Job:
For the listing below, give the count of lines containing the string "Design" and nothing else.

* start *

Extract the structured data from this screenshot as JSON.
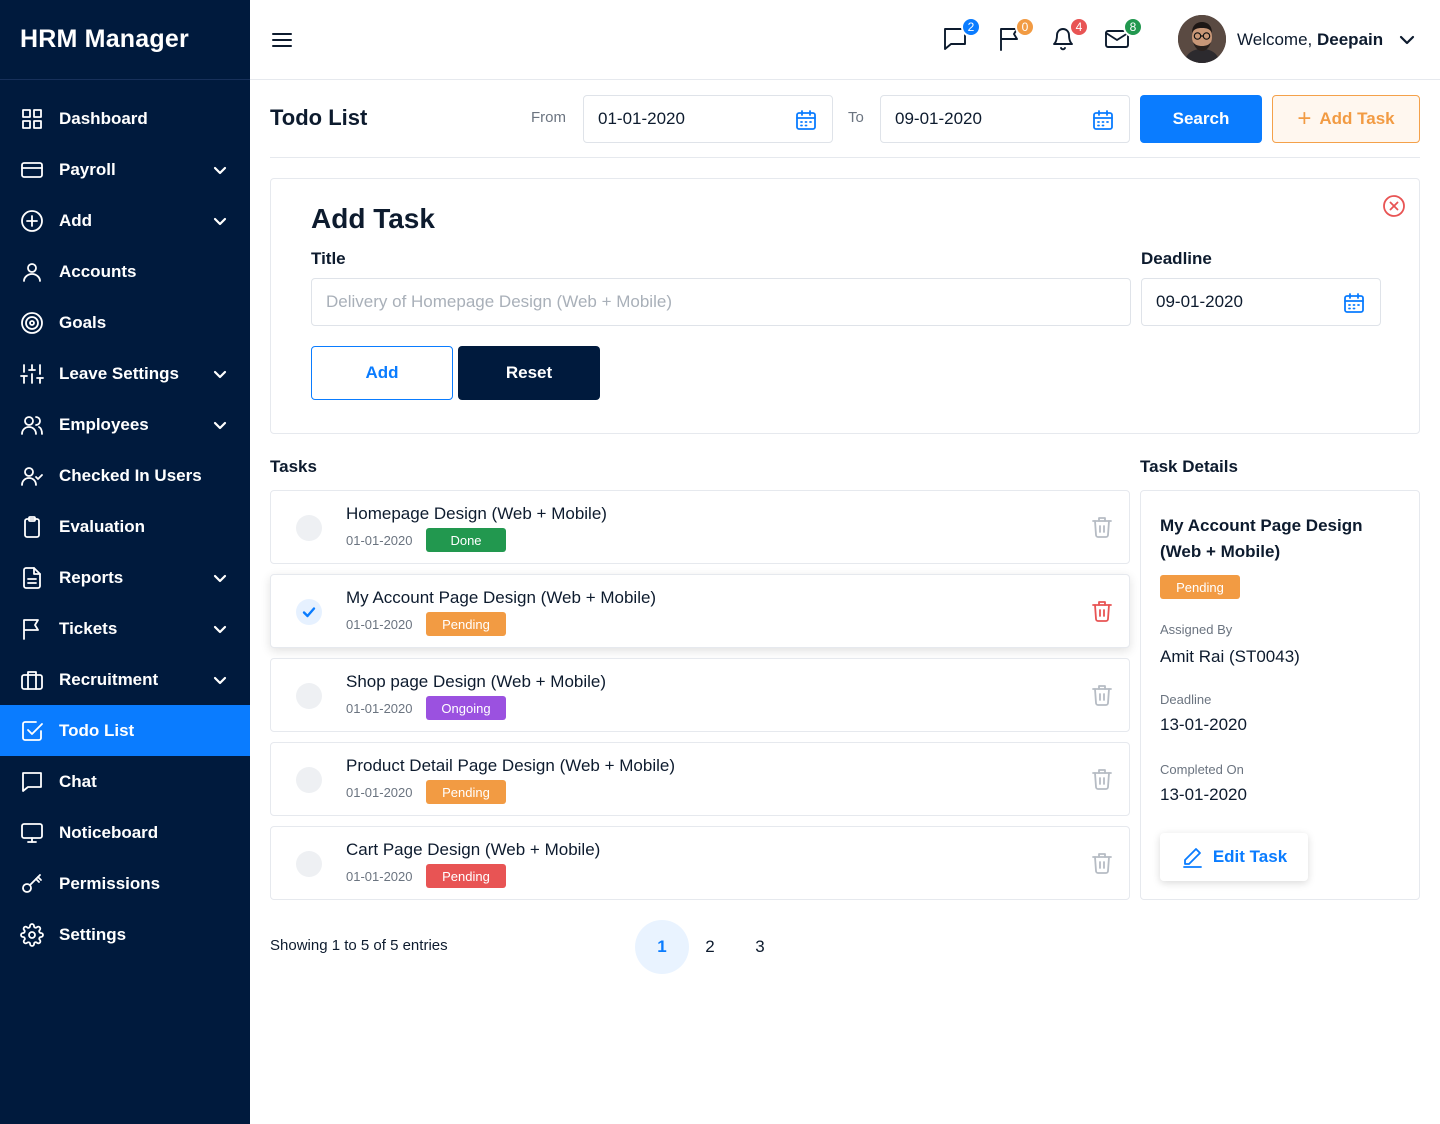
{
  "brand": "HRM Manager",
  "sidebar": {
    "items": [
      {
        "label": "Dashboard",
        "icon": "grid-icon"
      },
      {
        "label": "Payroll",
        "icon": "credit-card-icon"
      },
      {
        "label": "Add",
        "icon": "plus-circle-icon"
      },
      {
        "label": "Accounts",
        "icon": "user-icon"
      },
      {
        "label": "Goals",
        "icon": "target-icon"
      },
      {
        "label": "Leave Settings",
        "icon": "sliders-icon"
      },
      {
        "label": "Employees",
        "icon": "users-icon"
      },
      {
        "label": "Checked In Users",
        "icon": "user-check-icon"
      },
      {
        "label": "Evaluation",
        "icon": "clipboard-icon"
      },
      {
        "label": "Reports",
        "icon": "file-text-icon"
      },
      {
        "label": "Tickets",
        "icon": "flag-icon"
      },
      {
        "label": "Recruitment",
        "icon": "briefcase-icon"
      },
      {
        "label": "Todo List",
        "icon": "check-square-icon"
      },
      {
        "label": "Chat",
        "icon": "message-icon"
      },
      {
        "label": "Noticeboard",
        "icon": "monitor-icon"
      },
      {
        "label": "Permissions",
        "icon": "key-icon"
      },
      {
        "label": "Settings",
        "icon": "gear-icon"
      }
    ],
    "active": "Todo List"
  },
  "topbar": {
    "notifications": [
      {
        "icon": "chat-icon",
        "count": "2",
        "color": "#0a7cff"
      },
      {
        "icon": "flag-icon",
        "count": "0",
        "color": "#f29b43"
      },
      {
        "icon": "bell-icon",
        "count": "4",
        "color": "#e85454"
      },
      {
        "icon": "mail-icon",
        "count": "8",
        "color": "#22984f"
      }
    ],
    "welcome_prefix": "Welcome,",
    "user_name": "Deepain"
  },
  "header": {
    "title": "Todo List",
    "from_label": "From",
    "from_value": "01-01-2020",
    "to_label": "To",
    "to_value": "09-01-2020",
    "search_label": "Search",
    "add_task_label": "Add Task"
  },
  "add_task": {
    "title": "Add Task",
    "title_label": "Title",
    "title_placeholder": "Delivery of Homepage Design (Web + Mobile)",
    "deadline_label": "Deadline",
    "deadline_value": "09-01-2020",
    "add_label": "Add",
    "reset_label": "Reset"
  },
  "tasks": {
    "heading": "Tasks",
    "items": [
      {
        "title": "Homepage Design (Web + Mobile)",
        "date": "01-01-2020",
        "status": "Done",
        "status_color": "#22984f",
        "checked": false
      },
      {
        "title": "My Account Page Design (Web + Mobile)",
        "date": "01-01-2020",
        "status": "Pending",
        "status_color": "#f29b43",
        "checked": true
      },
      {
        "title": "Shop page Design (Web + Mobile)",
        "date": "01-01-2020",
        "status": "Ongoing",
        "status_color": "#9b51e0",
        "checked": false
      },
      {
        "title": "Product Detail Page Design (Web + Mobile)",
        "date": "01-01-2020",
        "status": "Pending",
        "status_color": "#f29b43",
        "checked": false
      },
      {
        "title": "Cart Page Design (Web + Mobile)",
        "date": "01-01-2020",
        "status": "Pending",
        "status_color": "#e85454",
        "checked": false
      }
    ]
  },
  "details": {
    "heading": "Task Details",
    "title": "My Account Page Design (Web + Mobile)",
    "status": "Pending",
    "status_color": "#f29b43",
    "assigned_by_label": "Assigned By",
    "assigned_by": "Amit Rai (ST0043)",
    "deadline_label": "Deadline",
    "deadline": "13-01-2020",
    "completed_label": "Completed On",
    "completed": "13-01-2020",
    "edit_label": "Edit Task"
  },
  "pagination": {
    "showing": "Showing 1 to 5 of 5 entries",
    "pages": [
      "1",
      "2",
      "3"
    ],
    "current": "1"
  }
}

* end *

Finished task:
7